» STATED TASK
Transcribe the entries that follow exactly as they appear, minus pictures.

** START OF EXERCISE INPUT **

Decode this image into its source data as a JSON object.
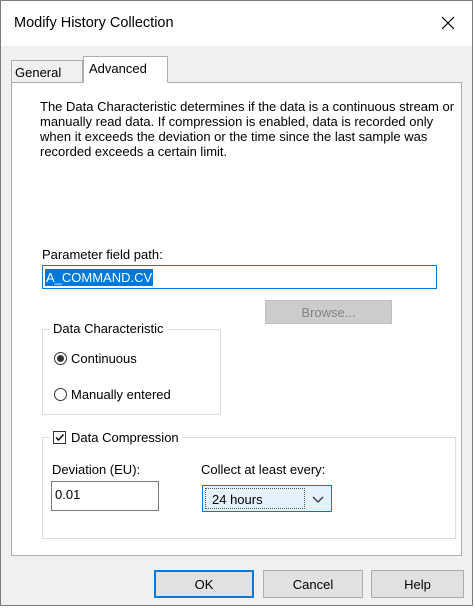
{
  "window": {
    "title": "Modify History Collection",
    "close_label": "Close"
  },
  "tabs": [
    {
      "label": "General",
      "active": false
    },
    {
      "label": "Advanced",
      "active": true
    }
  ],
  "advanced": {
    "description": "The Data Characteristic determines if the data is a continuous stream or manually read data. If compression is enabled, data is recorded only when it exceeds the deviation or the time since the last sample was recorded exceeds a certain limit.",
    "parameter_label": "Parameter field path:",
    "parameter_value": "A_COMMAND.CV",
    "browse_label": "Browse...",
    "data_characteristic": {
      "legend": "Data Characteristic",
      "options": [
        "Continuous",
        "Manually entered"
      ],
      "selected": "Continuous"
    },
    "compression": {
      "legend": "Data Compression",
      "checked": true,
      "deviation_label": "Deviation (EU):",
      "deviation_value": "0.01",
      "collect_label": "Collect at least every:",
      "collect_value": "24 hours"
    }
  },
  "buttons": {
    "ok": "OK",
    "cancel": "Cancel",
    "help": "Help"
  },
  "colors": {
    "accent": "#0078d7",
    "dialog_bg": "#f0f0f0",
    "panel_bg": "#ffffff"
  }
}
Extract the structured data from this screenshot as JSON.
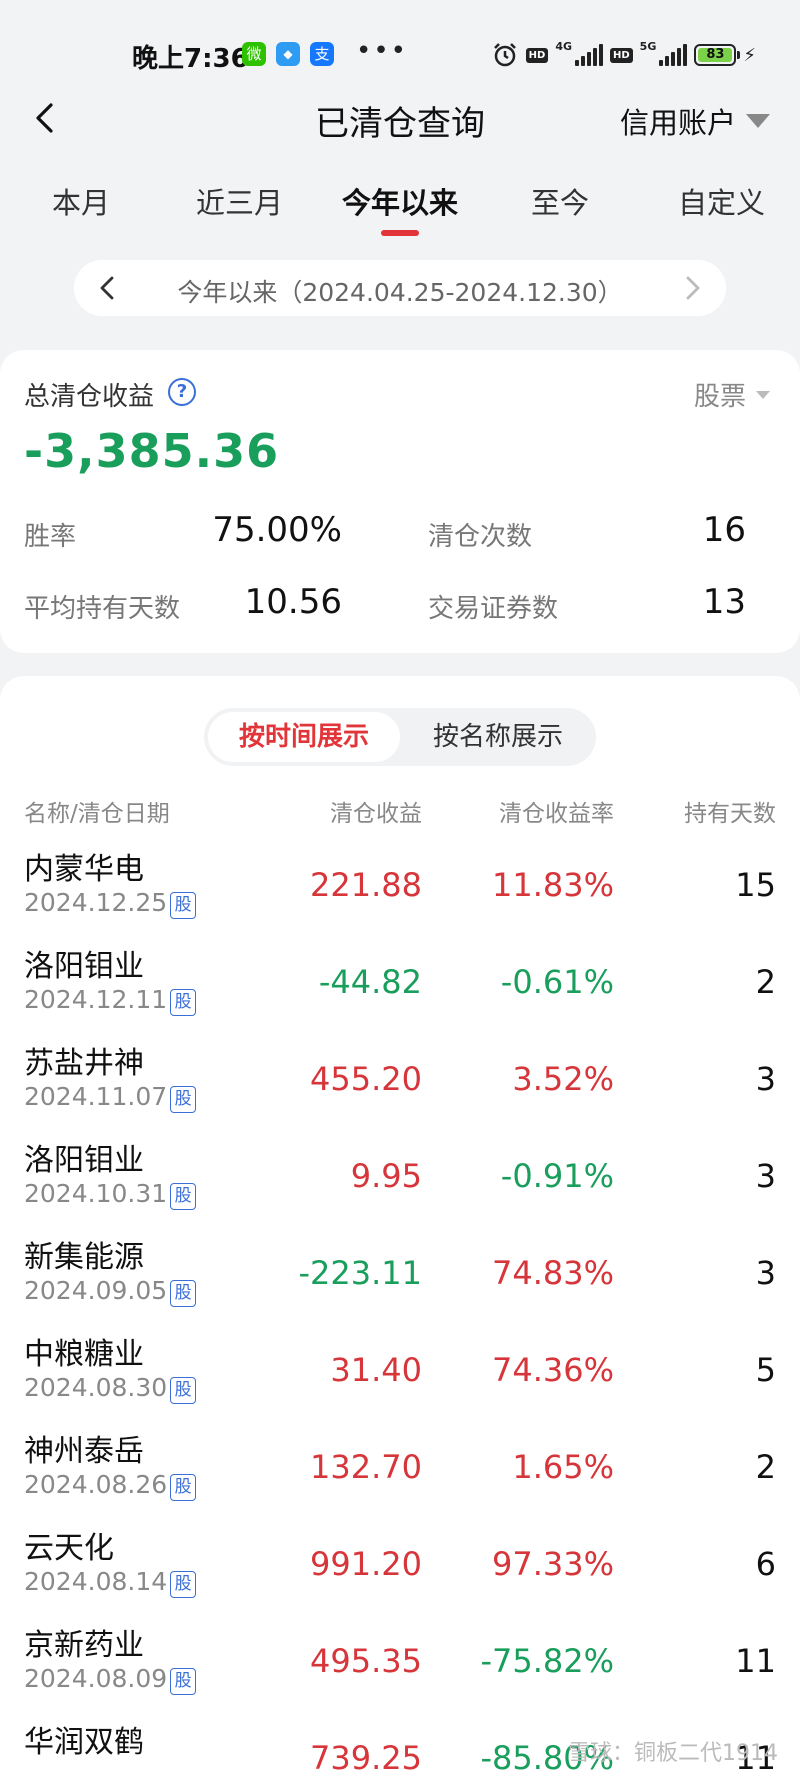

** END OF EXERCISE INPUT **

» WRITTEN ANSWER
Decode this image into its source data as a JSON object.
{
  "window": {
    "title": "Modify History Collection",
    "close_label": "Close"
  },
  "tabs": [
    {
      "label": "General",
      "active": false
    },
    {
      "label": "Advanced",
      "active": true
    }
  ],
  "advanced": {
    "description": "The Data Characteristic determines if the data is a continuous stream or manually read data. If compression is enabled, data is recorded only when it exceeds the deviation or the time since the last sample was recorded exceeds a certain limit.",
    "parameter_label": "Parameter field path:",
    "parameter_value": "A_COMMAND.CV",
    "browse_label": "Browse...",
    "data_characteristic": {
      "legend": "Data Characteristic",
      "options": [
        "Continuous",
        "Manually entered"
      ],
      "selected": "Continuous"
    },
    "compression": {
      "legend": "Data Compression",
      "checked": true,
      "deviation_label": "Deviation (EU):",
      "deviation_value": "0.01",
      "collect_label": "Collect at least every:",
      "collect_value": "24 hours"
    }
  },
  "buttons": {
    "ok": "OK",
    "cancel": "Cancel",
    "help": "Help"
  },
  "colors": {
    "accent": "#0078d7",
    "dialog_bg": "#f0f0f0",
    "panel_bg": "#ffffff"
  }
}
Extract the structured data from this screenshot as JSON.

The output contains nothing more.